** Written task **
Gather each line containing the string "Icons" from these entries.

** Entries supplied **
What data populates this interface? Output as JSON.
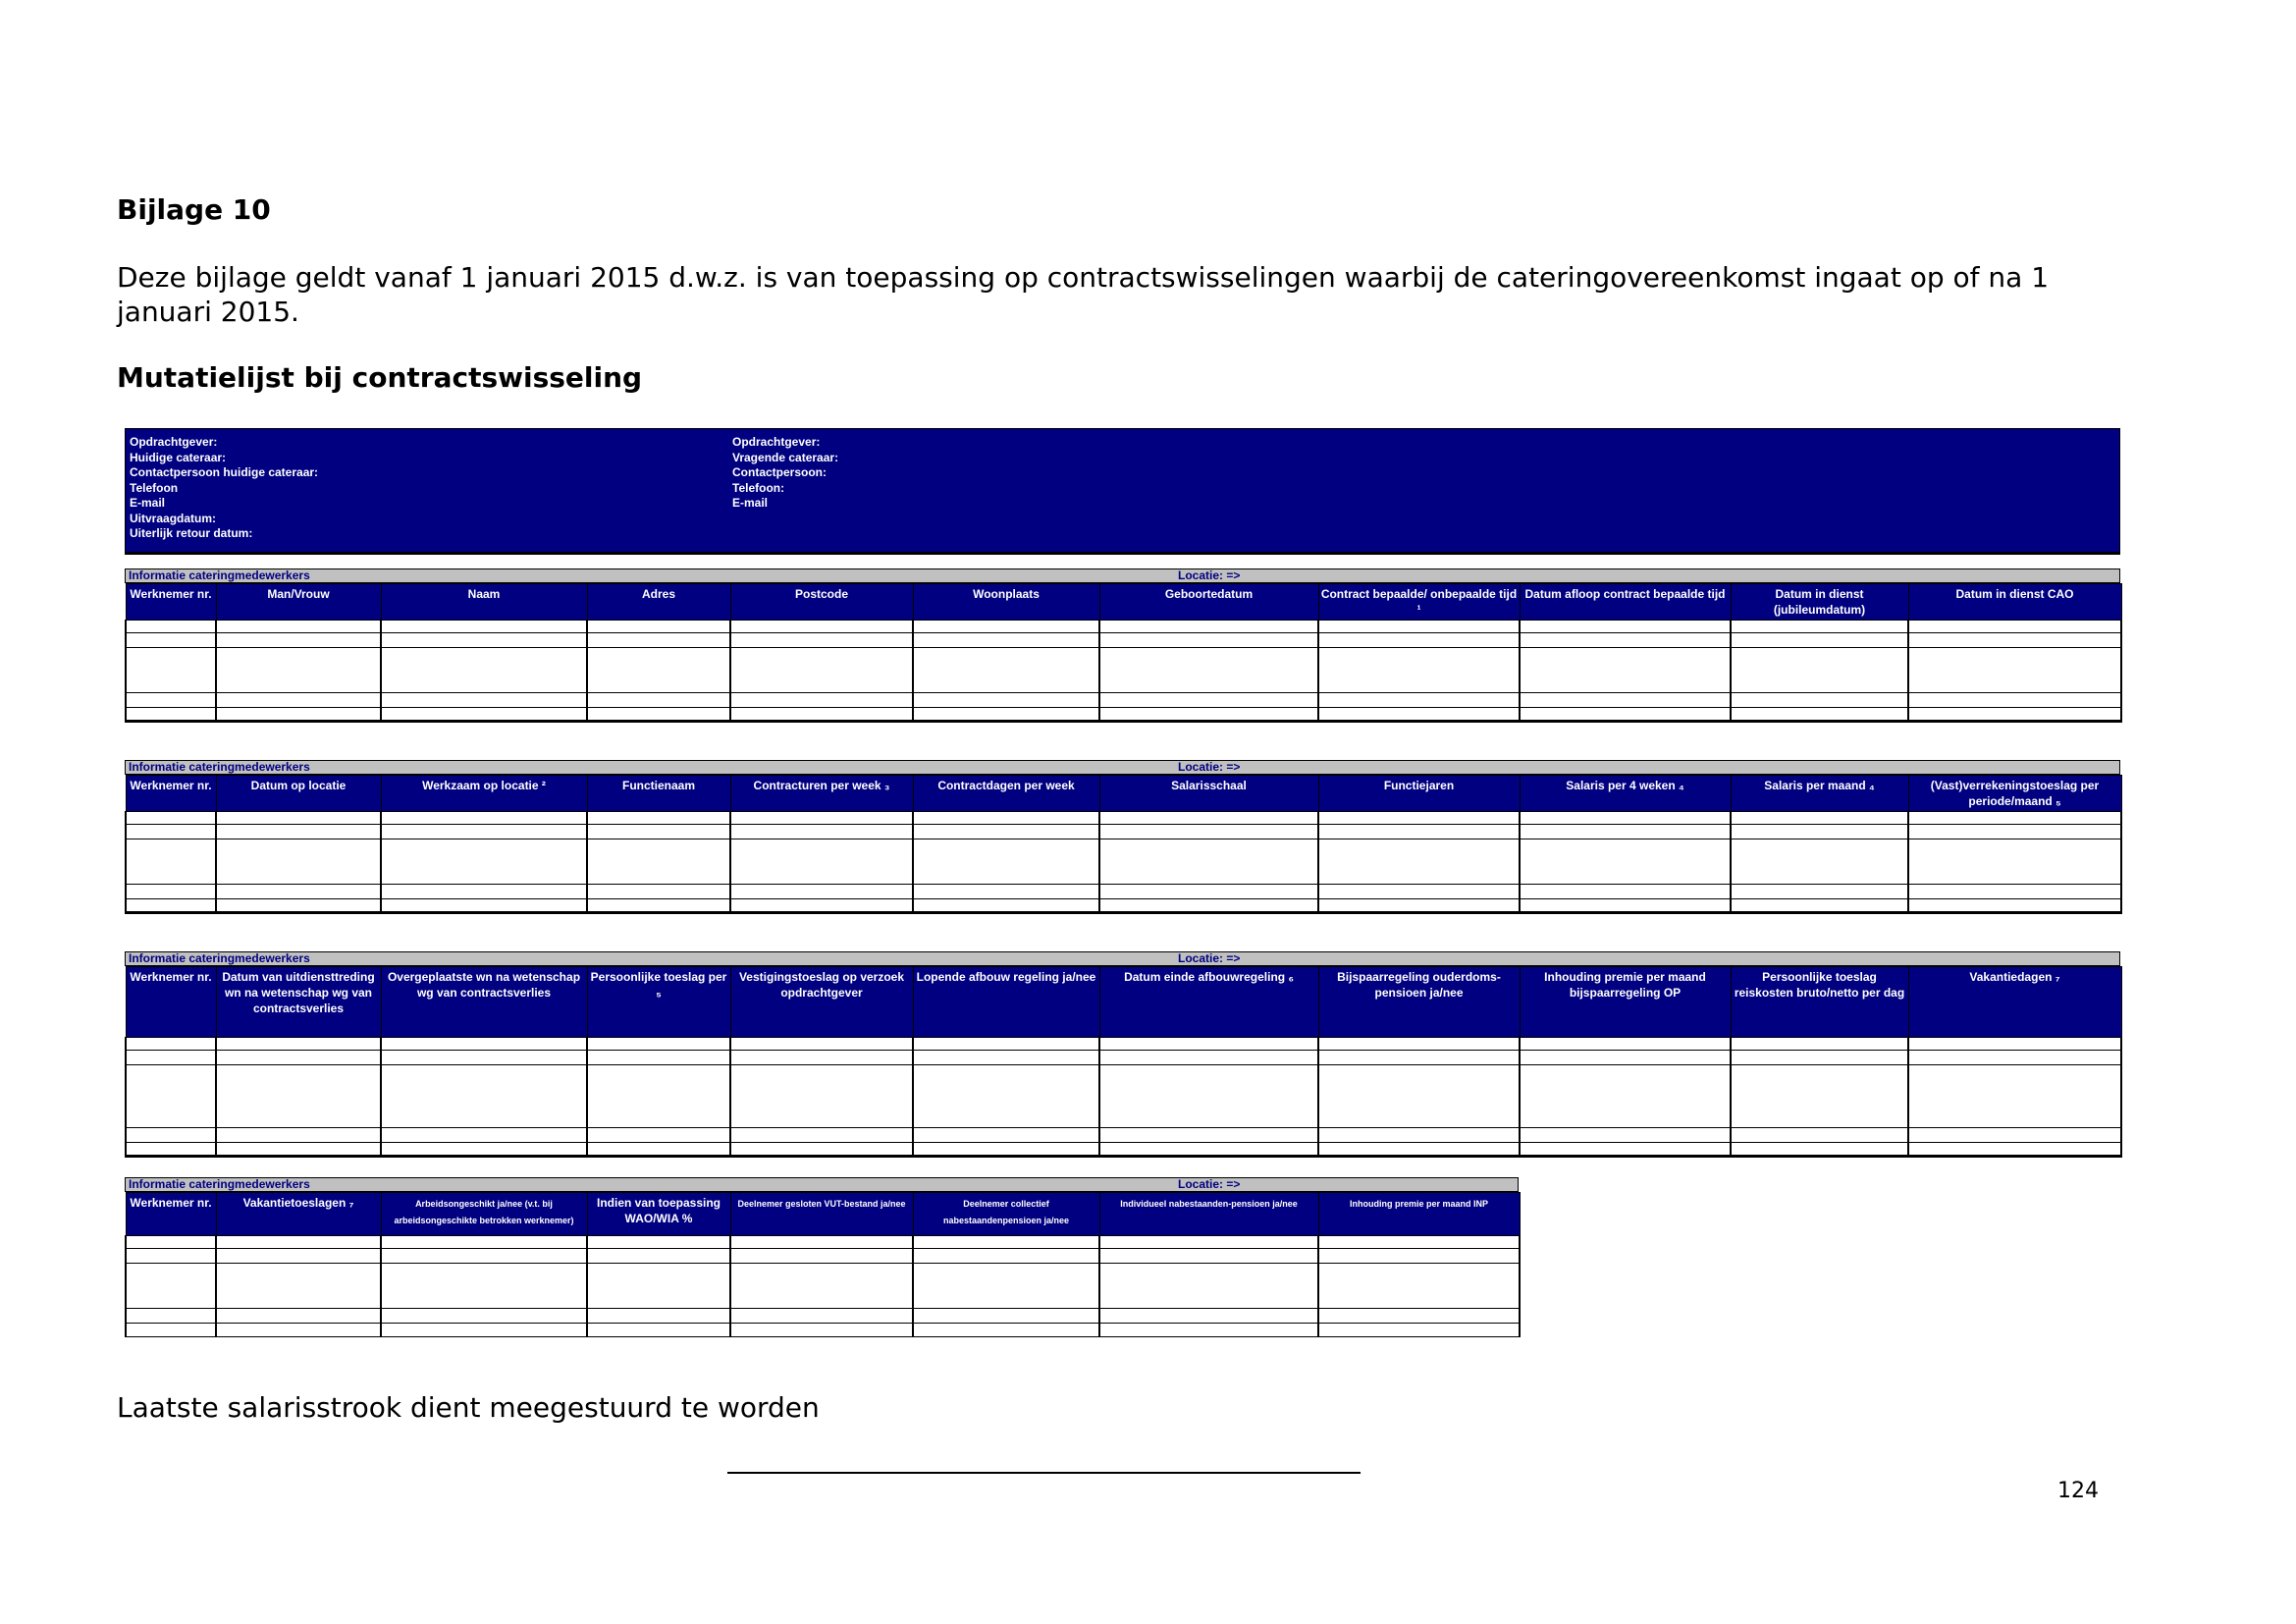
{
  "page": {
    "title": "Bijlage 10",
    "intro": "Deze bijlage geldt vanaf 1 januari 2015 d.w.z. is van toepassing op contractswisselingen waarbij de cateringovereenkomst ingaat op of na 1 januari 2015.",
    "subtitle": "Mutatielijst bij contractswisseling",
    "footer_note": "Laatste salarisstrook dient meegestuurd te worden",
    "page_number": "124"
  },
  "header_box": {
    "left": [
      "Opdrachtgever:",
      "Huidige cateraar:",
      "Contactpersoon huidige cateraar:",
      "Telefoon",
      "E-mail",
      "Uitvraagdatum:",
      "Uiterlijk retour datum:"
    ],
    "right": [
      "Opdrachtgever:",
      "Vragende cateraar:",
      "Contactpersoon:",
      "Telefoon:",
      "E-mail"
    ]
  },
  "sections": [
    {
      "bar_left": "Informatie cateringmedewerkers",
      "bar_right": "Locatie: =>",
      "columns": [
        "Werknemer nr.",
        "Man/Vrouw",
        "Naam",
        "Adres",
        "Postcode",
        "Woonplaats",
        "Geboortedatum",
        "Contract bepaalde/ onbepaalde tijd ¹",
        "Datum afloop contract bepaalde tijd",
        "Datum in dienst (jubileumdatum)",
        "Datum in dienst CAO"
      ]
    },
    {
      "bar_left": "Informatie cateringmedewerkers",
      "bar_right": "Locatie: =>",
      "columns": [
        "Werknemer nr.",
        "Datum op locatie",
        "Werkzaam op locatie ²",
        "Functienaam",
        "Contracturen per week ₃",
        "Contractdagen per week",
        "Salarisschaal",
        "Functiejaren",
        "Salaris per 4 weken ₄",
        "Salaris per maand ₄",
        "(Vast)verrekeningstoeslag per periode/maand ₅"
      ]
    },
    {
      "bar_left": "Informatie cateringmedewerkers",
      "bar_right": "Locatie: =>",
      "columns": [
        "Werknemer nr.",
        "Datum van uitdiensttreding wn na wetenschap wg van contractsverlies",
        "Overgeplaatste wn na wetenschap wg van contractsverlies",
        "Persoonlijke toeslag per ₅",
        "Vestigingstoeslag op verzoek opdrachtgever",
        "Lopende afbouw regeling ja/nee",
        "Datum einde afbouwregeling ₆",
        "Bijspaarregeling ouderdoms-pensioen ja/nee",
        "Inhouding premie per maand bijspaarregeling OP",
        "Persoonlijke toeslag reiskosten bruto/netto per dag",
        "Vakantiedagen ₇"
      ]
    },
    {
      "bar_left": "Informatie cateringmedewerkers",
      "bar_right": "Locatie: =>",
      "columns": [
        "Werknemer nr.",
        "Vakantietoeslagen ₇",
        "Arbeidsongeschikt ja/nee (v.t. bij arbeidsongeschikte betrokken werknemer)",
        "Indien van toepassing WAO/WIA %",
        "Deelnemer gesloten VUT-bestand ja/nee",
        "Deelnemer collectief nabestaandenpensioen ja/nee",
        "Individueel nabestaanden-pensioen ja/nee",
        "Inhouding premie per maand INP"
      ]
    }
  ]
}
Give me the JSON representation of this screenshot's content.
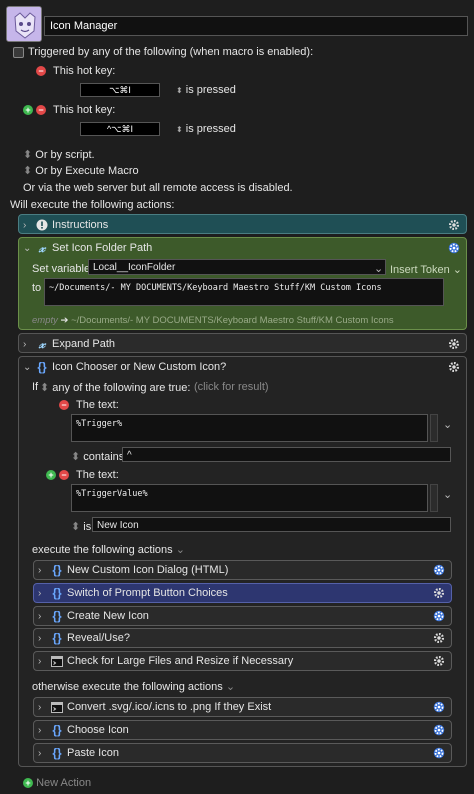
{
  "macro": {
    "name": "Icon Manager"
  },
  "triggers": {
    "triggered_by_label": "Triggered by any of the following (when macro is enabled):",
    "hotkey_label": "This hot key:",
    "hotkey1": "⌥⌘I",
    "hotkey2": "^⌥⌘I",
    "is_pressed": "is pressed",
    "or_by_script": "Or by script.",
    "or_by_execute": "Or by Execute Macro",
    "web_server": "Or via the web server but all remote access is disabled.",
    "will_execute": "Will execute the following actions:"
  },
  "actions": {
    "instructions": "Instructions",
    "set_var_title": "Set Icon Folder Path",
    "set_variable_label": "Set variable",
    "variable_name": "Local__IconFolder",
    "insert_token": "Insert Token",
    "to_label": "to",
    "to_value": "~/Documents/- MY DOCUMENTS/Keyboard Maestro Stuff/KM Custom Icons",
    "preview_empty": "empty",
    "preview_value": "~/Documents/- MY DOCUMENTS/Keyboard Maestro Stuff/KM Custom Icons",
    "expand_path": "Expand Path",
    "if_title": "Icon Chooser or New Custom Icon?",
    "if_label": "If",
    "any_label": "any of the following are true:",
    "click_result": "(click for result)",
    "the_text_label": "The text:",
    "cond1_text": "%Trigger%",
    "cond1_op": "contains",
    "cond1_value": "^",
    "cond2_text": "%TriggerValue%",
    "cond2_op": "is",
    "cond2_value": "New Icon",
    "execute_label": "execute the following actions",
    "then_actions": [
      "New Custom Icon Dialog (HTML)",
      "Switch of Prompt Button Choices",
      "Create New Icon",
      "Reveal/Use?",
      "Check for Large Files and Resize if Necessary"
    ],
    "otherwise_label": "otherwise execute the following actions",
    "else_actions": [
      "Convert .svg/.ico/.icns to .png If they Exist",
      "Choose Icon",
      "Paste Icon"
    ],
    "new_action": "New Action"
  },
  "colors": {
    "instructions_bg": "#1f4f55",
    "set_var_bg": "#3d5a2a",
    "selected_action_bg": "#2d3670"
  }
}
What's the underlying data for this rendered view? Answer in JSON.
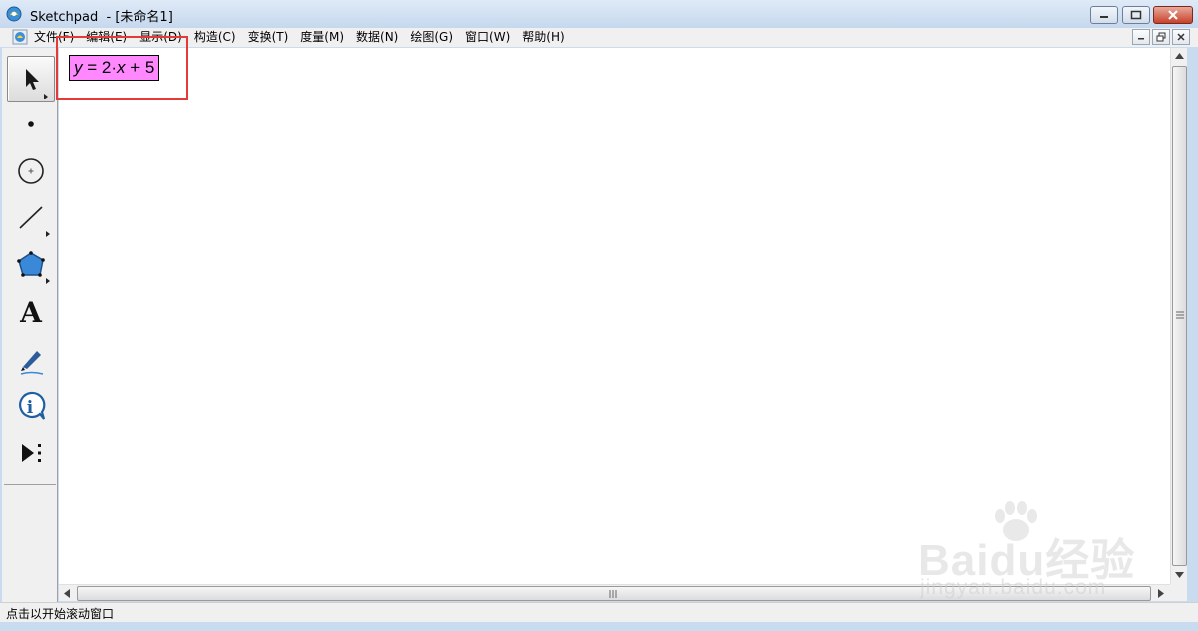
{
  "window": {
    "title": "Sketchpad  - [未命名1]"
  },
  "menu": {
    "items": [
      "文件(F)",
      "编辑(E)",
      "显示(D)",
      "构造(C)",
      "变换(T)",
      "度量(M)",
      "数据(N)",
      "绘图(G)",
      "窗口(W)",
      "帮助(H)"
    ]
  },
  "toolbox": {
    "tools": [
      "arrow-select-tool",
      "point-tool",
      "compass-tool",
      "straightedge-tool",
      "polygon-tool",
      "text-tool",
      "marker-tool",
      "information-tool",
      "custom-tools"
    ],
    "selected": "arrow-select-tool"
  },
  "canvas": {
    "function_label": {
      "var": "y",
      "eq": " = 2·",
      "x": "x",
      "rest": " + 5"
    },
    "label_bg": "#ff88ff",
    "highlight_border": "#e43a3a"
  },
  "status": {
    "text": "点击以开始滚动窗口"
  },
  "watermark": {
    "logo": "Baidu经验",
    "url": "jingyan.baidu.com"
  }
}
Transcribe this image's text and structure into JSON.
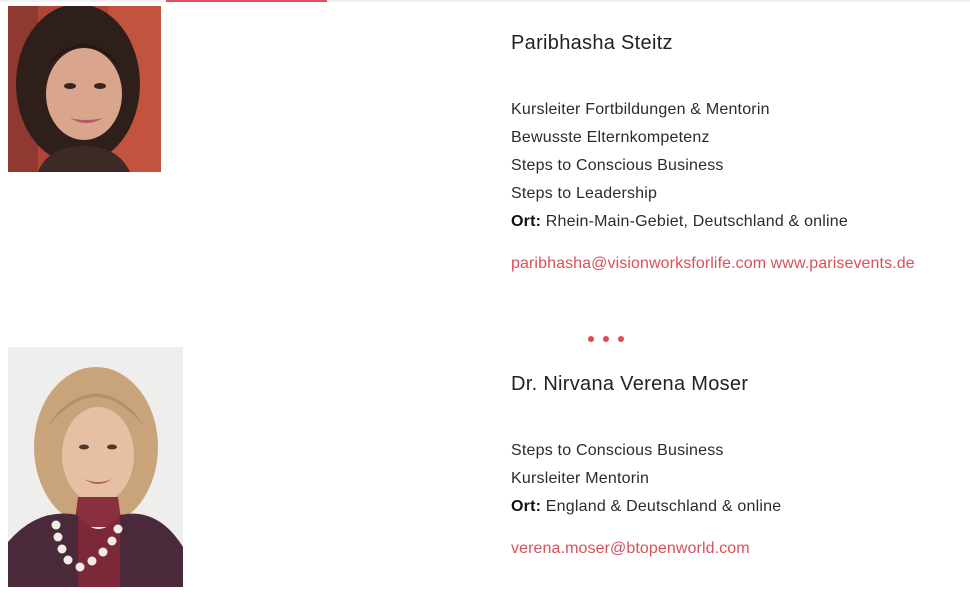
{
  "colors": {
    "accent": "#e0505a",
    "link": "#d9505a",
    "text": "#2b2b2b"
  },
  "people": [
    {
      "name": "Paribhasha Steitz",
      "roles": [
        "Kursleiter Fortbildungen & Mentorin",
        "Bewusste Elternkompetenz",
        "Steps to Conscious Business",
        "Steps to Leadership"
      ],
      "location_label": "Ort:",
      "location": "Rhein-Main-Gebiet, Deutschland & online",
      "email": "paribhasha@visionworksforlife.com",
      "website": "www.parisevents.de"
    },
    {
      "name": "Dr. Nirvana Verena Moser",
      "roles": [
        "Steps to Conscious Business",
        "Kursleiter Mentorin"
      ],
      "location_label": "Ort:",
      "location": "England & Deutschland & online",
      "email": "verena.moser@btopenworld.com"
    }
  ],
  "separator_icon": "three-dots-icon"
}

** Exercise answer **
    "to_value": "~/Documents/- MY DOCUMENTS/Keyboard Maestro Stuff/KM Custom Icons",
    "preview_value": "~/Documents/- MY DOCUMENTS/Keyboard Maestro Stuff/KM Custom Icons",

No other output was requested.